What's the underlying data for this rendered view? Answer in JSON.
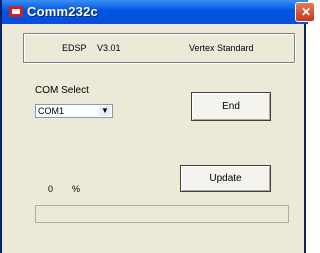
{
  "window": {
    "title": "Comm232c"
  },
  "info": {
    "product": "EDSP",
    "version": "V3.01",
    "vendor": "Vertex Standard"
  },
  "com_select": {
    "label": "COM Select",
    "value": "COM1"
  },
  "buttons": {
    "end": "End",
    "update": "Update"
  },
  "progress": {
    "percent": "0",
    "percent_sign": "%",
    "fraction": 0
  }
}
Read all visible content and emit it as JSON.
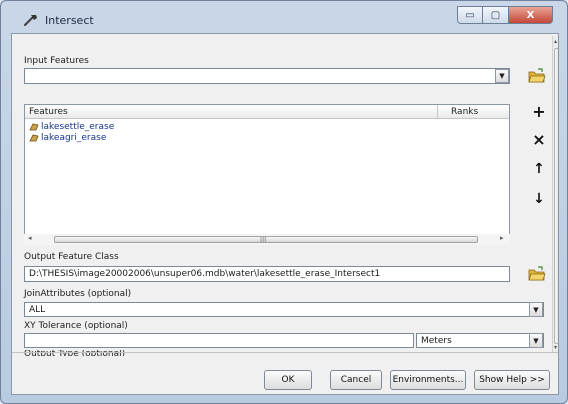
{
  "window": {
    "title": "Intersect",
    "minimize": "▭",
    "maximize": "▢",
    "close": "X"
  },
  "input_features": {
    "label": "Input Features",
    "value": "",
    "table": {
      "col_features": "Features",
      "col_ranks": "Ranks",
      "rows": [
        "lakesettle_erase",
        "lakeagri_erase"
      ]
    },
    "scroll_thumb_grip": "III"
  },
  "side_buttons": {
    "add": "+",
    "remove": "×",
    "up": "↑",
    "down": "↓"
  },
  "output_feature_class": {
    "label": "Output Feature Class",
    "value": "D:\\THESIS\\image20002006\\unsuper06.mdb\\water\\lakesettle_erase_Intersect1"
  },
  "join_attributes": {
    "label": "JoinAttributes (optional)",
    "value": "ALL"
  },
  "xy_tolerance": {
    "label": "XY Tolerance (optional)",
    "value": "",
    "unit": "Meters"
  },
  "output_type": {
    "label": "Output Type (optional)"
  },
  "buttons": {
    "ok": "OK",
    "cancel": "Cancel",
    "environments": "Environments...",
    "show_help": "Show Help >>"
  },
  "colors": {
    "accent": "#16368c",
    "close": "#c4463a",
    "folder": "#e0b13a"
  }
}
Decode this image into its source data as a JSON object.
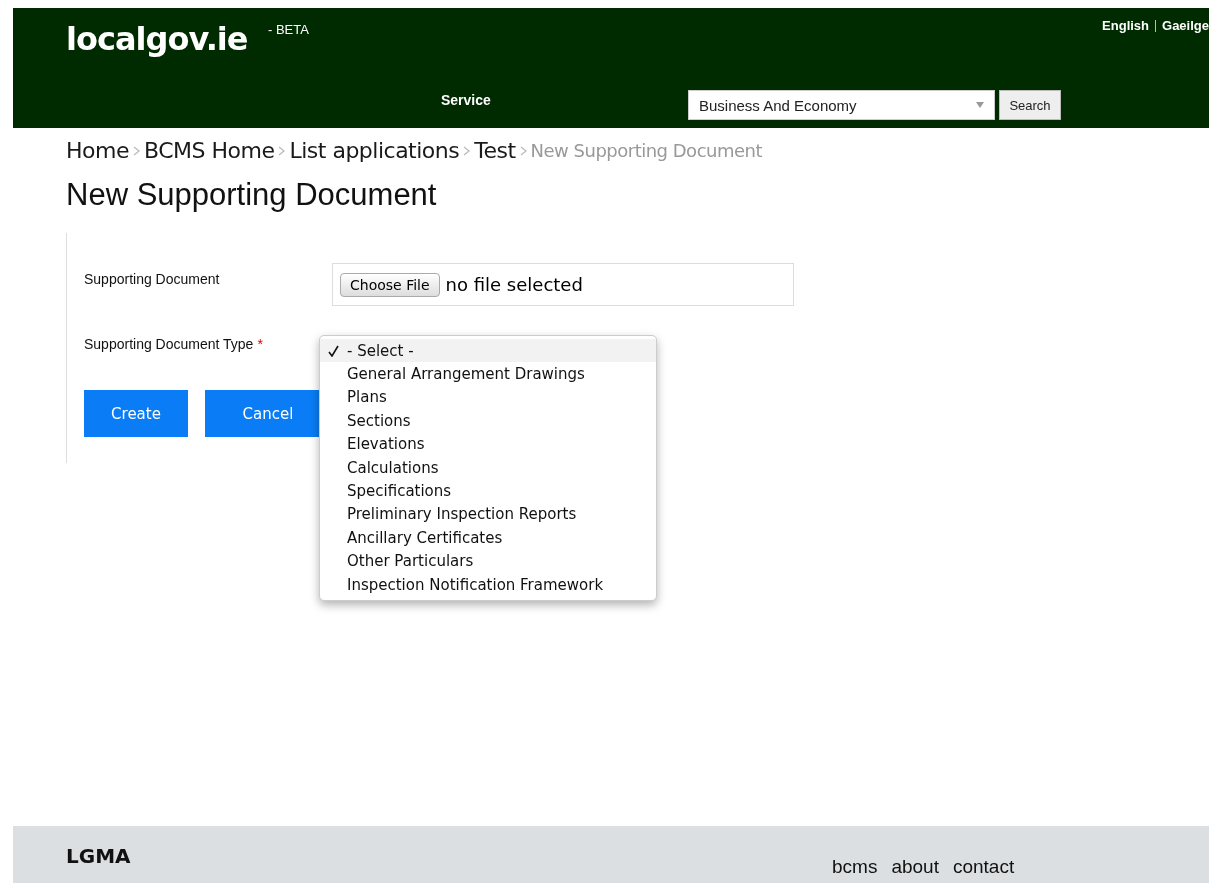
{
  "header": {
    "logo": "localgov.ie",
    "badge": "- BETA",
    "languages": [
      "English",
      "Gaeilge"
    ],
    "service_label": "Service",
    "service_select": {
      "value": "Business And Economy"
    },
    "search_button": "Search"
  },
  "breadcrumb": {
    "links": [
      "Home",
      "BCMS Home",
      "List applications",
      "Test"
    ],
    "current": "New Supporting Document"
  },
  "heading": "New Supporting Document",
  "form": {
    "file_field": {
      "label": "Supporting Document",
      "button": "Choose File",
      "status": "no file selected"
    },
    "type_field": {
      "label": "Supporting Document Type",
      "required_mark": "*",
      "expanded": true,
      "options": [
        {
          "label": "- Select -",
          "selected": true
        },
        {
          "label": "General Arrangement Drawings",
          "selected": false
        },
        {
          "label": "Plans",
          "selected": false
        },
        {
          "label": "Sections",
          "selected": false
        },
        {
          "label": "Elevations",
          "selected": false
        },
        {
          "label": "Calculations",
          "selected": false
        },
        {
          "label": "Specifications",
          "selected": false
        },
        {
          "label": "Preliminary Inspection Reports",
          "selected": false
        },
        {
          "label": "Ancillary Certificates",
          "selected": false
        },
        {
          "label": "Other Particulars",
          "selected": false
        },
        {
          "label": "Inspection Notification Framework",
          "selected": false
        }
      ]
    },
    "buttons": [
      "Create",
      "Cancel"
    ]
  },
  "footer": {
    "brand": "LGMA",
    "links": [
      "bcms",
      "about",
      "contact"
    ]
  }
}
--
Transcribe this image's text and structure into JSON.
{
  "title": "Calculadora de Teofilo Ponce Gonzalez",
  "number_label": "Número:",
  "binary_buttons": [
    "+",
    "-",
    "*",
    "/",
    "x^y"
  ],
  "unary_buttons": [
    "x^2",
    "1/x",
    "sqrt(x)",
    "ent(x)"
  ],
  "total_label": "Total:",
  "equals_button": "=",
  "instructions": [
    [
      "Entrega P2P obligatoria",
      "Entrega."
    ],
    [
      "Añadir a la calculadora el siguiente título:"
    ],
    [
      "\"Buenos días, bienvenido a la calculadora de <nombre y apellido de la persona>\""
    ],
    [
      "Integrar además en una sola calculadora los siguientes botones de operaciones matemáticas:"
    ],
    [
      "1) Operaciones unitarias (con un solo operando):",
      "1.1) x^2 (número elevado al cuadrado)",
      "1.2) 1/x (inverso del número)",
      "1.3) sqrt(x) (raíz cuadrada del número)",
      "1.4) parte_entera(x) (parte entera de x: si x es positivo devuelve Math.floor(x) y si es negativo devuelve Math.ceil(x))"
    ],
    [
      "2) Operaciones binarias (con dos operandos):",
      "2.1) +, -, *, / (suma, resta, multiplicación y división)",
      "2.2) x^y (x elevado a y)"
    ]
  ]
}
--
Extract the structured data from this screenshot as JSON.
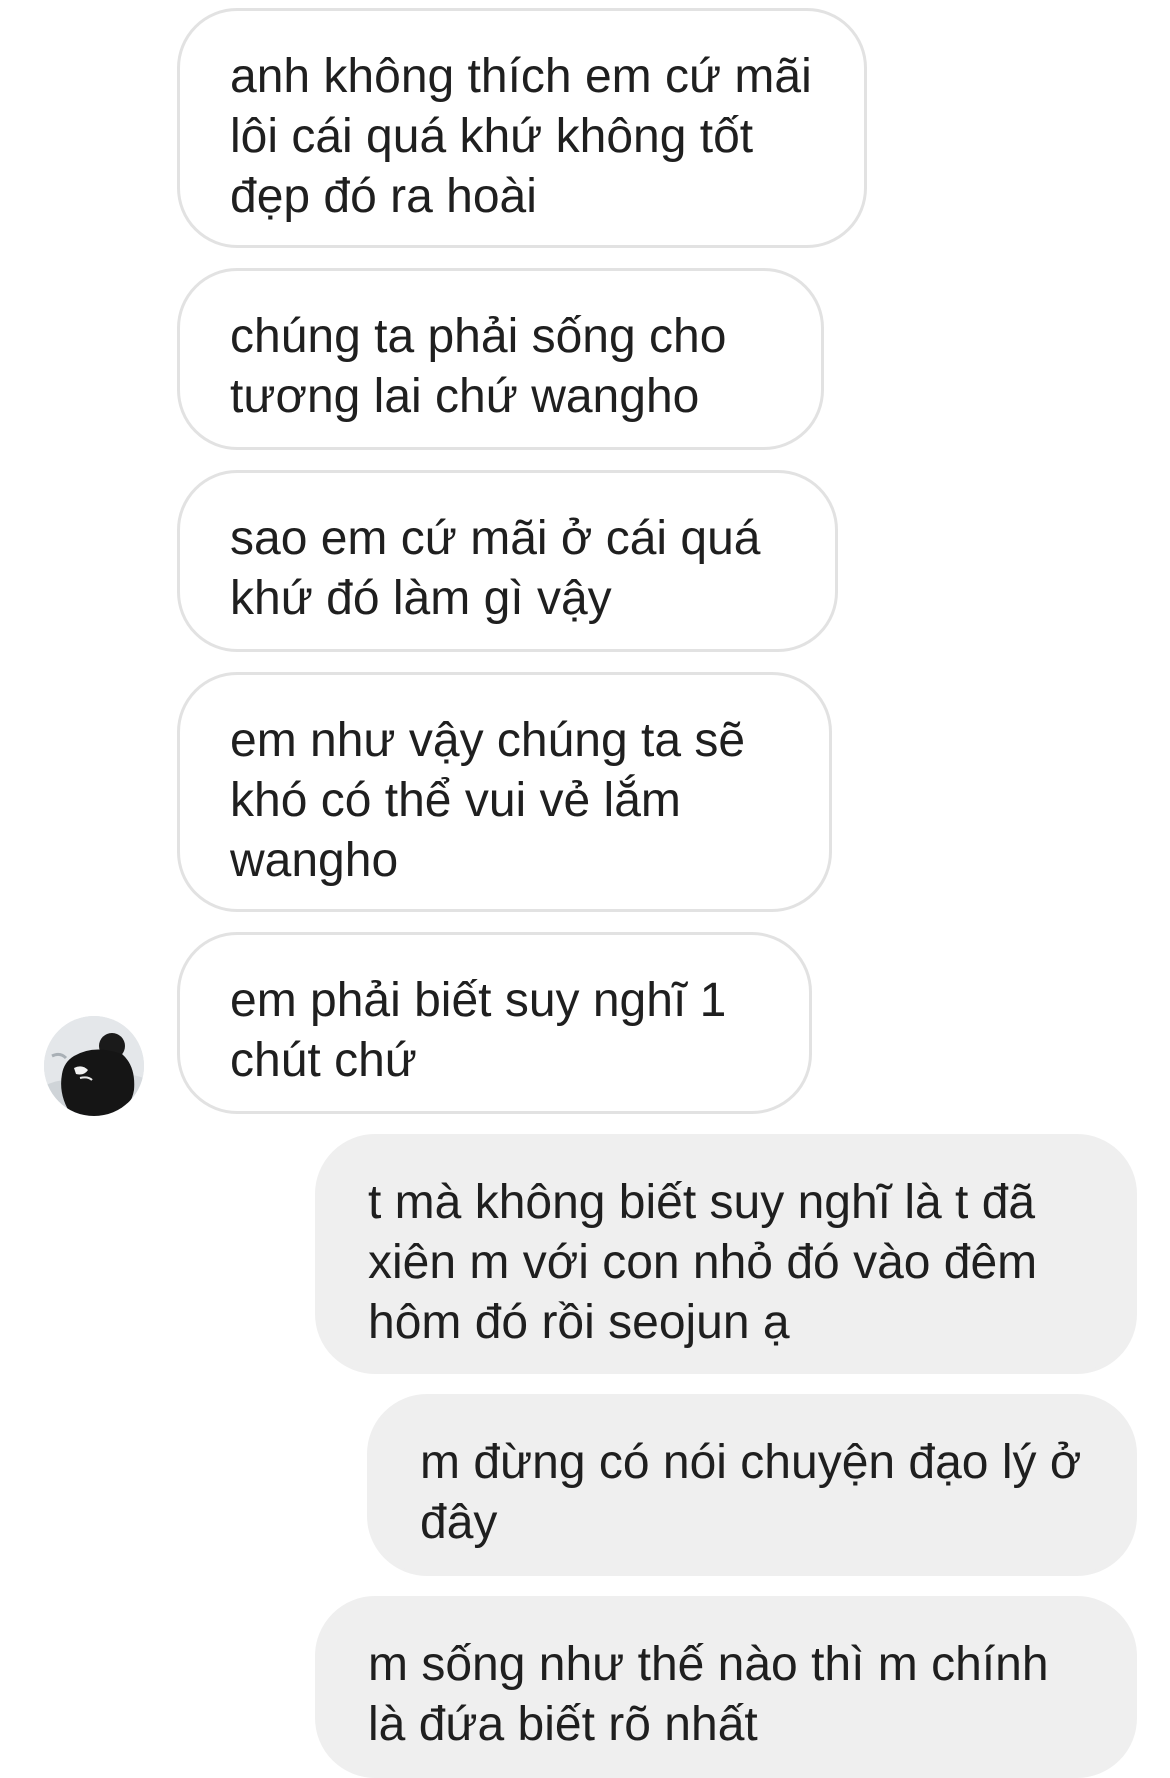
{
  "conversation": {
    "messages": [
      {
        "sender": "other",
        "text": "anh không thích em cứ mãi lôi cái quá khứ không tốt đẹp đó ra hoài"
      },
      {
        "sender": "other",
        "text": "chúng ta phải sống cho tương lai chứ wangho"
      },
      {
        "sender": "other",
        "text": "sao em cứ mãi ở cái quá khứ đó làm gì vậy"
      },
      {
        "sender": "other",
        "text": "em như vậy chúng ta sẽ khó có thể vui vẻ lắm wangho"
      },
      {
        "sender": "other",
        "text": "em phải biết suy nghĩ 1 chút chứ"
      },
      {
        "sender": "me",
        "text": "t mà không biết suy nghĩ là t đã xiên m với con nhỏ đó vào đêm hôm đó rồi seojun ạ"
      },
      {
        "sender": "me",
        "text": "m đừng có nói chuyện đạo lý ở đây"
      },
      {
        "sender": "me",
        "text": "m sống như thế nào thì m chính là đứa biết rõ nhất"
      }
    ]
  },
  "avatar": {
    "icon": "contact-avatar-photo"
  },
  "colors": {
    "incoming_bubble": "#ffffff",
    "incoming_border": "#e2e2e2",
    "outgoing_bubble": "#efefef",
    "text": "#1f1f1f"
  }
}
--
WHAT IS BEING ASKED
In the entries above, identify every line with the word "data". Copy those lines.

OUTPUT OF THE TASK
What's the underlying data for this rendered view? Answer in JSON.
Decode this image into its source data as a JSON object.
Extract the structured data from this screenshot as JSON.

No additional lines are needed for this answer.